* [WHAT TO WORK ON] Turn every line of the records below into a Markdown table with the columns "Row" and "Text," skipping blank lines and leaving out the pictures.

* [THE RECORDS]
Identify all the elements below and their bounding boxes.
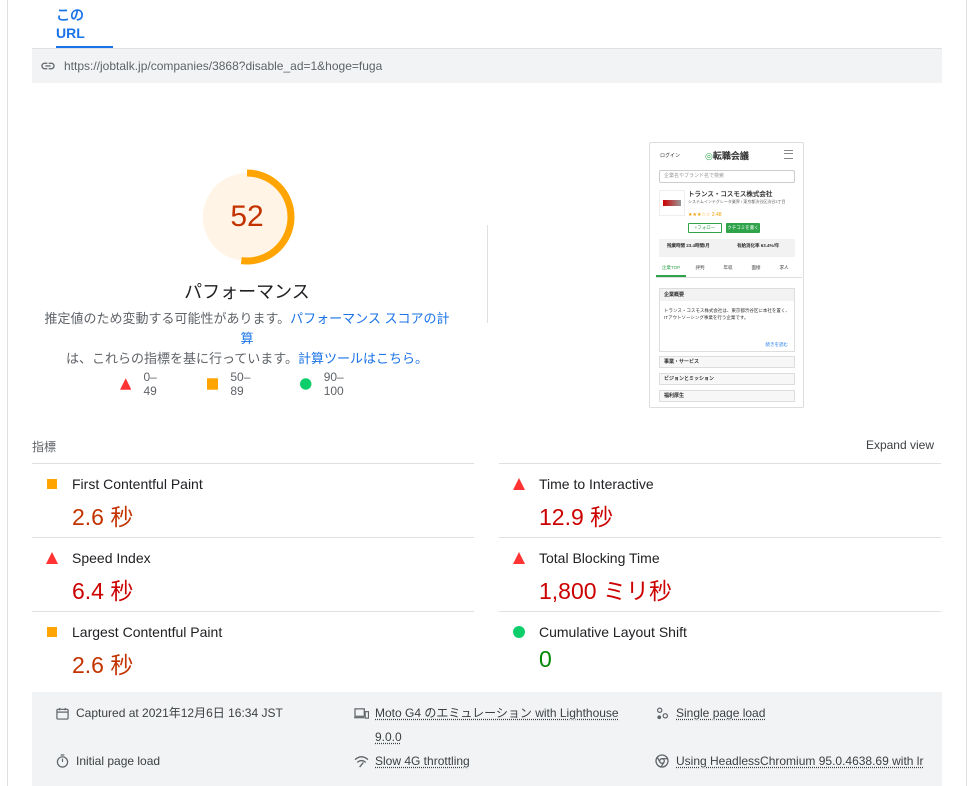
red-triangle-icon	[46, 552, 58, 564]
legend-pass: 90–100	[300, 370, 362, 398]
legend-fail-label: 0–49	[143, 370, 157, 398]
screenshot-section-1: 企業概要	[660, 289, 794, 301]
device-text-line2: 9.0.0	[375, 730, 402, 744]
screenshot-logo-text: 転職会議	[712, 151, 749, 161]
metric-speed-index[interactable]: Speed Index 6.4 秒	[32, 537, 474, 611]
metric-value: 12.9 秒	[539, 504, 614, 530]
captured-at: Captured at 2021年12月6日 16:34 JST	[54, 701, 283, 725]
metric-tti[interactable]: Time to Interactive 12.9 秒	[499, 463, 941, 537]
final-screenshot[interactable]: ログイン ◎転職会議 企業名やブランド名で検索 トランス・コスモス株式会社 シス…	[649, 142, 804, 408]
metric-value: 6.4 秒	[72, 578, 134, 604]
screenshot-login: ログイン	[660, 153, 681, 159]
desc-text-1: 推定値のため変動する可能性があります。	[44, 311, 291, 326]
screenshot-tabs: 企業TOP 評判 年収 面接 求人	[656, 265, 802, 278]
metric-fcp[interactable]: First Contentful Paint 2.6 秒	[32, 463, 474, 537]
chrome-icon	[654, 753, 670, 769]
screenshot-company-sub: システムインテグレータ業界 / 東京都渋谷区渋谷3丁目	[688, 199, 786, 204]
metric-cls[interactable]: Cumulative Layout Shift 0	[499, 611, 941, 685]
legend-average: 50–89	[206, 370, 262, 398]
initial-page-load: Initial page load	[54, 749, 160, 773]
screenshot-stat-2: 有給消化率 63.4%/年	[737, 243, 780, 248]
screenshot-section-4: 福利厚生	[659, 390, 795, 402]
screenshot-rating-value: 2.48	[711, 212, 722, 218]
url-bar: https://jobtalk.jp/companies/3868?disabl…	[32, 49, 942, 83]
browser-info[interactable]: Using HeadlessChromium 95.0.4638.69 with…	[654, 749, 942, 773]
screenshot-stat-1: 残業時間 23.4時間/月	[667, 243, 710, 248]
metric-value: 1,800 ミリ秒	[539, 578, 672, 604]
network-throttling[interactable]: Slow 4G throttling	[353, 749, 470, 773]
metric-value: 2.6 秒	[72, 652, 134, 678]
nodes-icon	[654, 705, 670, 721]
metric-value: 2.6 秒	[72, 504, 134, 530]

* [RESULT BELOW]
| Row | Text |
|---|---|
| 1 | Identify all the elements below and their bounding boxes. |
| 2 | red-triangle-icon	[46, 552, 58, 564] |
| 3 | legend-pass: 90–100	[300, 370, 362, 398] |
| 4 | legend-fail-label: 0–49	[143, 370, 157, 398] |
| 5 | screenshot-section-1: 企業概要	[660, 289, 794, 301] |
| 6 | device-text-line2: 9.0.0	[375, 730, 402, 744] |
| 7 | screenshot-logo-text: 転職会議	[712, 151, 749, 161] |
| 8 | metric-speed-index[interactable]: Speed Index 6.4 秒	[32, 537, 474, 611] |
| 9 | metric-value: 12.9 秒	[539, 504, 614, 530] |
| 10 | captured-at: Captured at 2021年12月6日 16:34 JST	[54, 701, 283, 725] |
| 11 | metric-tti[interactable]: Time to Interactive 12.9 秒	[499, 463, 941, 537] |
| 12 | final-screenshot[interactable]: ログイン ◎転職会議 企業名やブランド名で検索 トランス・コスモス株式会社 シス…	[649, 142, 804, 408] |
| 13 | metric-value: 6.4 秒	[72, 578, 134, 604] |
| 14 | screenshot-login: ログイン	[660, 153, 681, 159] |
| 15 | desc-text-1: 推定値のため変動する可能性があります。	[44, 311, 291, 326] |
| 16 | screenshot-tabs: 企業TOP 評判 年収 面接 求人	[656, 265, 802, 278] |
| 17 | metric-fcp[interactable]: First Contentful Paint 2.6 秒	[32, 463, 474, 537] |
| 18 | chrome-icon	[654, 753, 670, 769] |
| 19 | screenshot-company-sub: システムインテグレータ業界 / 東京都渋谷区渋谷3丁目	[688, 199, 786, 204] |
| 20 | metric-cls[interactable]: Cumulative Layout Shift 0	[499, 611, 941, 685] |
| 21 | legend-average: 50–89	[206, 370, 262, 398] |
| 22 | initial-page-load: Initial page load	[54, 749, 160, 773] |
| 23 | screenshot-stat-2: 有給消化率 63.4%/年	[737, 243, 780, 248] |
| 24 | screenshot-section-4: 福利厚生	[659, 390, 795, 402] |
| 25 | screenshot-rating-value: 2.48	[711, 212, 722, 218] |
| 26 | url-bar: https://jobtalk.jp/companies/3868?disabl…	[32, 49, 942, 83] |
| 27 | browser-info[interactable]: Using HeadlessChromium 95.0.4638.69 with…	[654, 749, 942, 773] |
| 28 | screenshot-stat-1: 残業時間 23.4時間/月	[667, 243, 710, 248] |
| 29 | metric-value: 1,800 ミリ秒	[539, 578, 672, 604] |
| 30 | network-throttling[interactable]: Slow 4G throttling	[353, 749, 470, 773] |
| 31 | metric-value: 2.6 秒	[72, 652, 134, 678] |
| 32 | nodes-icon	[654, 705, 670, 721] |
| 33 | metric-value: 2.6 秒	[72, 504, 134, 530] |